─── RECORDS FOR THIS TASK ───
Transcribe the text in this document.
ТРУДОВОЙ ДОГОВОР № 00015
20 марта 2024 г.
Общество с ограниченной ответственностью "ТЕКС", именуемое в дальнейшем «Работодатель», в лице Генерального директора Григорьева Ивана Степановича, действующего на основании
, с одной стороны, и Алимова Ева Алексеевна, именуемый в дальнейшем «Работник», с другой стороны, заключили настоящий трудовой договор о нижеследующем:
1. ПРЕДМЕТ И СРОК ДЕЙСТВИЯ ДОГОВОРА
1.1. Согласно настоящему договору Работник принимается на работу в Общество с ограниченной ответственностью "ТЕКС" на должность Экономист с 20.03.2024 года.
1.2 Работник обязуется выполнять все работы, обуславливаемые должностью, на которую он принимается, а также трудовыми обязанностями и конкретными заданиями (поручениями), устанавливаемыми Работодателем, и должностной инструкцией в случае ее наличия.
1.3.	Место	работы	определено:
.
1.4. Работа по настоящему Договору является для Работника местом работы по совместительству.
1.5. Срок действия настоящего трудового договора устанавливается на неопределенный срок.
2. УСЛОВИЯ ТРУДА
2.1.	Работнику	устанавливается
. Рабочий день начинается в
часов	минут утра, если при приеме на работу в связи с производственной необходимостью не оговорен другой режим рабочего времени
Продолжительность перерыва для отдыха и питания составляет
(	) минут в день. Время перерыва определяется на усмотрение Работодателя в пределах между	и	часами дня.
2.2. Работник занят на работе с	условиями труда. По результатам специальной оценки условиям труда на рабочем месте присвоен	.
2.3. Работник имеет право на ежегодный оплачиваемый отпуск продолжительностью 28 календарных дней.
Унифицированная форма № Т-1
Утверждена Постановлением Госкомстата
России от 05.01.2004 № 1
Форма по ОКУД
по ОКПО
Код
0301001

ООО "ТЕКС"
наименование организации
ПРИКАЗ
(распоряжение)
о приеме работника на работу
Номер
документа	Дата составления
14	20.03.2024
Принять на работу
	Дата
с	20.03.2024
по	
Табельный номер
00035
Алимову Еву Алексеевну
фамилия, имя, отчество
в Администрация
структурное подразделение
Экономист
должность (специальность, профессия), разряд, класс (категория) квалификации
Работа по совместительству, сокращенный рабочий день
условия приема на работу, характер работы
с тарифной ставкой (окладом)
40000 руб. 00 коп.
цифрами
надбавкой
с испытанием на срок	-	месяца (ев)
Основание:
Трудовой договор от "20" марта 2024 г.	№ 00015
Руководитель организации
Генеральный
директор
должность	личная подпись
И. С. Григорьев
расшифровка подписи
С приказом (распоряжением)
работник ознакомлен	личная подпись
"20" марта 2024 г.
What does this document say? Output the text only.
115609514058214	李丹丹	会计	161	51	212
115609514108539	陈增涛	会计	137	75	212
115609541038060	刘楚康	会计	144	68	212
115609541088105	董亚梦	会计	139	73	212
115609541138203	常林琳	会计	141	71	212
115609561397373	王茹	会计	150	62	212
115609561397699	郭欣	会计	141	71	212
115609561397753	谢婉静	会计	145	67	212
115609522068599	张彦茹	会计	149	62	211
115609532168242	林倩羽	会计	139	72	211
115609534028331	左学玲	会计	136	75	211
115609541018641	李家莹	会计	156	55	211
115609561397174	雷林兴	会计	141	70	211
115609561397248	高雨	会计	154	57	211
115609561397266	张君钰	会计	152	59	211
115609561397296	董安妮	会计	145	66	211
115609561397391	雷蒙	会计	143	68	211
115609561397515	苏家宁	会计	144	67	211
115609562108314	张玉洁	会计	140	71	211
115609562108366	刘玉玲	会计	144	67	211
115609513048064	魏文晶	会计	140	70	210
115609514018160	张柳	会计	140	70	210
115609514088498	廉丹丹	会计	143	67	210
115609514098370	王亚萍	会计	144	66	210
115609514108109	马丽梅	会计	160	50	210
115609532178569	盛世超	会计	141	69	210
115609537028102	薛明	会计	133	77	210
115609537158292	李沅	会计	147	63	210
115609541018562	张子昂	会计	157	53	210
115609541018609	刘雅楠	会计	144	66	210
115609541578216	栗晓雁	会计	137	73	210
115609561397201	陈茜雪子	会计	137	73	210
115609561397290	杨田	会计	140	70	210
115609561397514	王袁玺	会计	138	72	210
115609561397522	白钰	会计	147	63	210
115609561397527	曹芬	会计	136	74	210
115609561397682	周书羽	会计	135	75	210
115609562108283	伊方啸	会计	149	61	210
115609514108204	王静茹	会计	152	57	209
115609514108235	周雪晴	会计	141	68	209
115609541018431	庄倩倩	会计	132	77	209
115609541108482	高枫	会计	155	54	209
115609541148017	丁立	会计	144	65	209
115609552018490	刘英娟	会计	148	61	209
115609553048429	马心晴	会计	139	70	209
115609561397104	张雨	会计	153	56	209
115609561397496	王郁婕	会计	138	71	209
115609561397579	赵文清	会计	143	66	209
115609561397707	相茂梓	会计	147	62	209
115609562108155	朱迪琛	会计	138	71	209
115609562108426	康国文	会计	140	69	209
───
─── RECORDS FOR THIS TASK ───
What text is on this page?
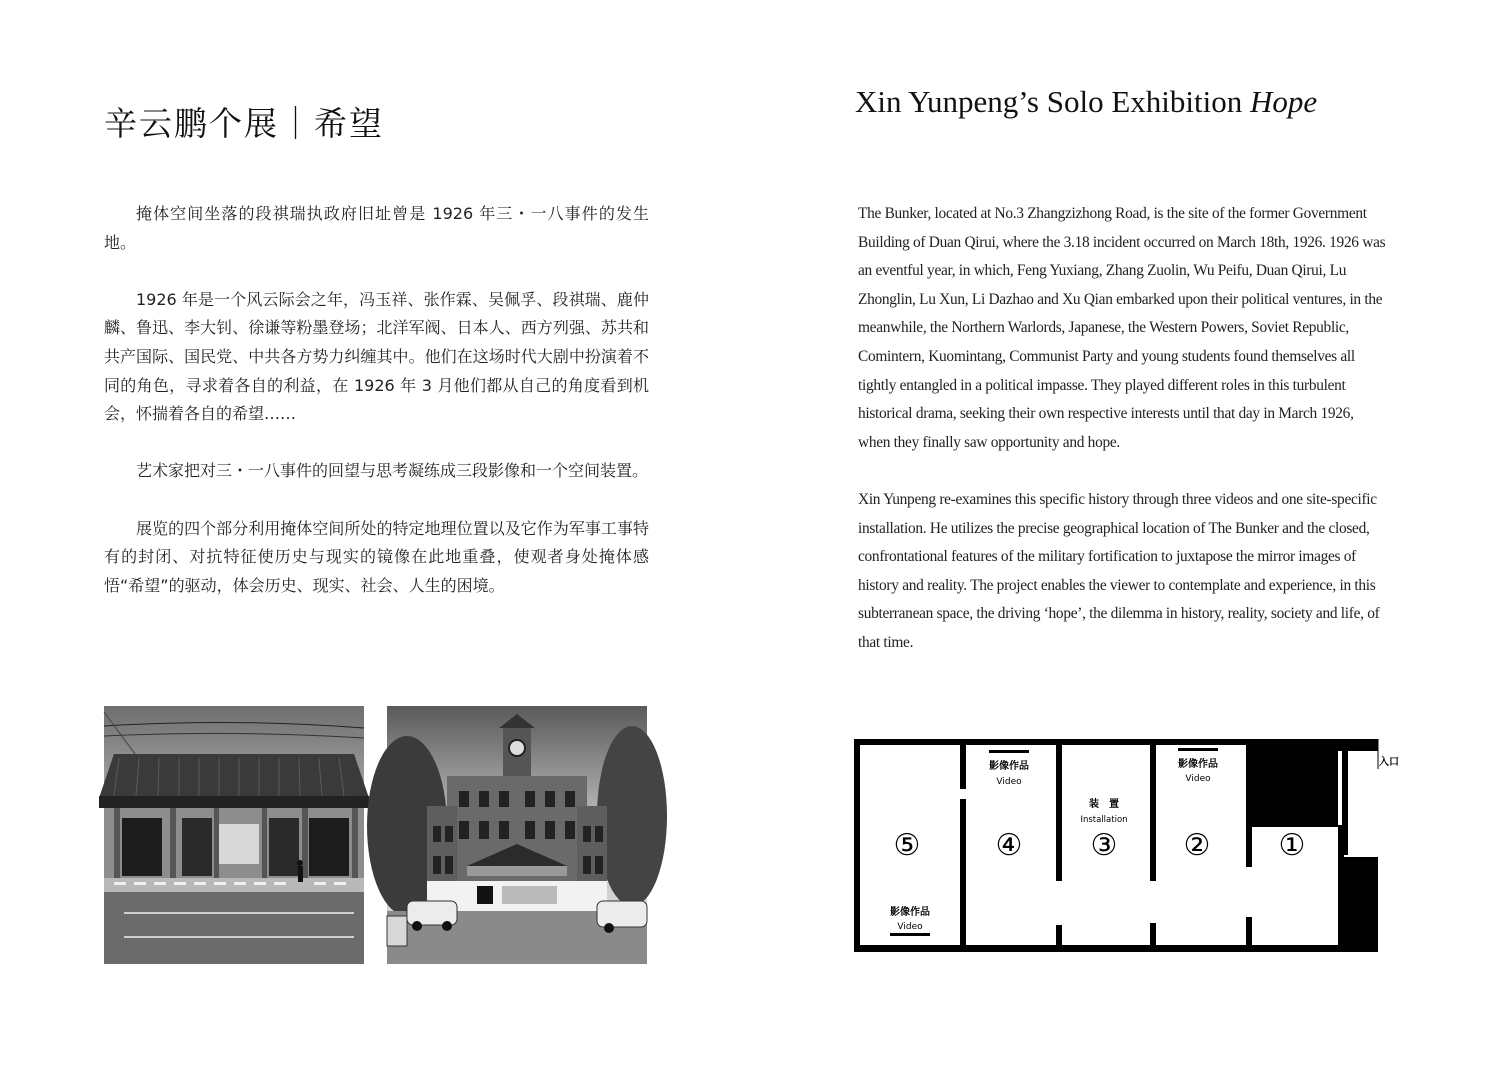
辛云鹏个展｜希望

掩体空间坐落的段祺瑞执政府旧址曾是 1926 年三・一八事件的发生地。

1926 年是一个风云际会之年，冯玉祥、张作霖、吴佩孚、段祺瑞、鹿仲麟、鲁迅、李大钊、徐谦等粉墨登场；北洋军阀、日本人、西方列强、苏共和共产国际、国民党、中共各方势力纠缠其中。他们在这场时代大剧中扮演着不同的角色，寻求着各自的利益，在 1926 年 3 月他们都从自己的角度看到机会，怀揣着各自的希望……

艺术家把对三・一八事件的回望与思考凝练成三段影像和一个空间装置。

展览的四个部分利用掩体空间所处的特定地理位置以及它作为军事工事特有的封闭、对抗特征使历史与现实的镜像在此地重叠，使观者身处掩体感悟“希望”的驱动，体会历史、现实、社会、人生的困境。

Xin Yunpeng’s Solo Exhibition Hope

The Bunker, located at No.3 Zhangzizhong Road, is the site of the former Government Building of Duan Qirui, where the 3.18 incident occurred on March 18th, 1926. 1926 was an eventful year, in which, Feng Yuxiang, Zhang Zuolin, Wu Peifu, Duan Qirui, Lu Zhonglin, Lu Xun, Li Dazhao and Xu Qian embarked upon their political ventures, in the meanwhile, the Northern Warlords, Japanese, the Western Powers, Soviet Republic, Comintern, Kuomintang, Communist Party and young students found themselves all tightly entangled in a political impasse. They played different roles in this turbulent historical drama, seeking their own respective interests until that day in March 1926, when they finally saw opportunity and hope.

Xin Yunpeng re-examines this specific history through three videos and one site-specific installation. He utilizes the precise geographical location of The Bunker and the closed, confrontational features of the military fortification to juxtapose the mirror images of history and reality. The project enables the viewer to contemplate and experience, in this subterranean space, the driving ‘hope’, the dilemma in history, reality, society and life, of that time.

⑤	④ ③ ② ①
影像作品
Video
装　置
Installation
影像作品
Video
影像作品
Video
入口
───
─── RECORDS FOR THIS TASK ───
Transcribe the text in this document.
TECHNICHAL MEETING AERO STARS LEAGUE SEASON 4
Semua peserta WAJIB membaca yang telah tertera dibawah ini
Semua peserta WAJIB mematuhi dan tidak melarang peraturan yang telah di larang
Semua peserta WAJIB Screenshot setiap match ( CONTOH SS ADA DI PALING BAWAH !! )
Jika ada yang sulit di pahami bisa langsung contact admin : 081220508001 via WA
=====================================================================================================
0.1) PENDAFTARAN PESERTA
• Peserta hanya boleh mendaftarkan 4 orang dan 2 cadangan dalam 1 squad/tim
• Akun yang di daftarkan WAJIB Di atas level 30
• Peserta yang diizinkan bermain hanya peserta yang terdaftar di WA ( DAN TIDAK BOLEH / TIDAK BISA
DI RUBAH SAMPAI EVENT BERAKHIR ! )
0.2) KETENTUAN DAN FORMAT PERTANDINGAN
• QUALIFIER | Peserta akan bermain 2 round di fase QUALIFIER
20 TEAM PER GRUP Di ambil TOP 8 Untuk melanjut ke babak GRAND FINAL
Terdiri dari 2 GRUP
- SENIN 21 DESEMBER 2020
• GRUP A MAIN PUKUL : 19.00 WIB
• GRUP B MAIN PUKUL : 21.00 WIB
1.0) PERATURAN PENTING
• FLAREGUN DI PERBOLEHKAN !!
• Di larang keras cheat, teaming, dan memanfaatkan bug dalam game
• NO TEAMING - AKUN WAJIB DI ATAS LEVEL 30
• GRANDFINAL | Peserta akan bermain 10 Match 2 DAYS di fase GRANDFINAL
───
:: SET TASK ::
Extract every line that has the string "совместительству" in it.

:: REPLY ::
1.4. Работа по настоящему Договору является для Работника местом работы по совместительству.
Работа по совместительству, сокращенный рабочий день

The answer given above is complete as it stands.